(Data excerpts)
· · · · · · ·

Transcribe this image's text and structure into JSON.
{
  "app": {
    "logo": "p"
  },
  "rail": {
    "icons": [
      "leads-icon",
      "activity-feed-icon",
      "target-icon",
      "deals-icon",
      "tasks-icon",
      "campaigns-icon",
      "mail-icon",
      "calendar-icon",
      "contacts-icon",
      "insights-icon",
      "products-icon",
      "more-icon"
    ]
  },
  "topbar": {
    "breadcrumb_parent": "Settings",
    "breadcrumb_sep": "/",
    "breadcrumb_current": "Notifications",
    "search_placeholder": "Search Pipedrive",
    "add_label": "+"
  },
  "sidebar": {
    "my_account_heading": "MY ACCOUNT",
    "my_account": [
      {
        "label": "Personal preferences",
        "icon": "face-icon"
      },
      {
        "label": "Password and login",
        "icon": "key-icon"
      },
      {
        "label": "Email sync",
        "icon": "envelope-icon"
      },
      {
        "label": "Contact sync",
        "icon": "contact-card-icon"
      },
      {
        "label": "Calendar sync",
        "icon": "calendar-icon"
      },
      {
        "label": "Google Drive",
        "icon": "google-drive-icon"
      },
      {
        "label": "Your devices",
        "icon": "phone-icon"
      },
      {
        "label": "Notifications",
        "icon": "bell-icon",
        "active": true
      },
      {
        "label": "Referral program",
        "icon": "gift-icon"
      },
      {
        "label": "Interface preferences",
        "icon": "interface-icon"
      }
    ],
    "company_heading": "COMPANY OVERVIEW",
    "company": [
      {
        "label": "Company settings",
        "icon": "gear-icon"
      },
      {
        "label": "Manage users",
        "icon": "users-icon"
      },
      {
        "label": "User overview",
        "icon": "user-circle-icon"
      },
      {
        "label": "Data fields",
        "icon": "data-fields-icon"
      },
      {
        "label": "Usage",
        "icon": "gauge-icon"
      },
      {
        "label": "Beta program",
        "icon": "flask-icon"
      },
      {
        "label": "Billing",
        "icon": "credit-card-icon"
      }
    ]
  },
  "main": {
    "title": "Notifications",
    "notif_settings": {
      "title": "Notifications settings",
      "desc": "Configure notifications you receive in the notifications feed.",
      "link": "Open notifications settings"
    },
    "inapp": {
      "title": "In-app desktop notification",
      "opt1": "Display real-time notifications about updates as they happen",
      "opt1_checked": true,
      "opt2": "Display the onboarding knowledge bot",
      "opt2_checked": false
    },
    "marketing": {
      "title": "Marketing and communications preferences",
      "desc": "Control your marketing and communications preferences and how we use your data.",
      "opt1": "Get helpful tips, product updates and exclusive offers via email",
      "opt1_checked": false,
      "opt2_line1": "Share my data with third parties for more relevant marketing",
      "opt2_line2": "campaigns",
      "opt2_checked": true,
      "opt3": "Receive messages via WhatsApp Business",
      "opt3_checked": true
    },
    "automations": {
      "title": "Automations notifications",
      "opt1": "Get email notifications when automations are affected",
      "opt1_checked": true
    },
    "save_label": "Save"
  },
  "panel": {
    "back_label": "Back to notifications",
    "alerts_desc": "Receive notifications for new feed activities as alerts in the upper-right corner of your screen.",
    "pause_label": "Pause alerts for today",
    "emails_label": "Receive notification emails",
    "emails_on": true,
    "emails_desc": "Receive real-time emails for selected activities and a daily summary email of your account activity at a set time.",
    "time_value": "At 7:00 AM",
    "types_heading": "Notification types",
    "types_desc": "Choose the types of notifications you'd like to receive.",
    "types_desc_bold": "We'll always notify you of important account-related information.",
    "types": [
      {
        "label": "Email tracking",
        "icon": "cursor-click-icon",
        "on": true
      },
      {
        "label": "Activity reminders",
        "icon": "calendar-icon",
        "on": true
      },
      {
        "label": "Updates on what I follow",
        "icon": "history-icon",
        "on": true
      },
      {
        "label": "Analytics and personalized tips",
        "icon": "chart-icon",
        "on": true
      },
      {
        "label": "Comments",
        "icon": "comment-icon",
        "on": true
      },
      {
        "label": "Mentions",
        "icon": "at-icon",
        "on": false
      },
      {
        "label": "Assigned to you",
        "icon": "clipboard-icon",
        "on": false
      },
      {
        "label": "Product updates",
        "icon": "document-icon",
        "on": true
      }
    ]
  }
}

· · · · · · ·

What you have to do: Read through the lines above and collect those that contain the string "preferences".

Response:
        "label": "Personal preferences",
        "label": "Interface preferences",
      "title": "Marketing and communications preferences",
      "desc": "Control your marketing and communications preferences and how we use your data.",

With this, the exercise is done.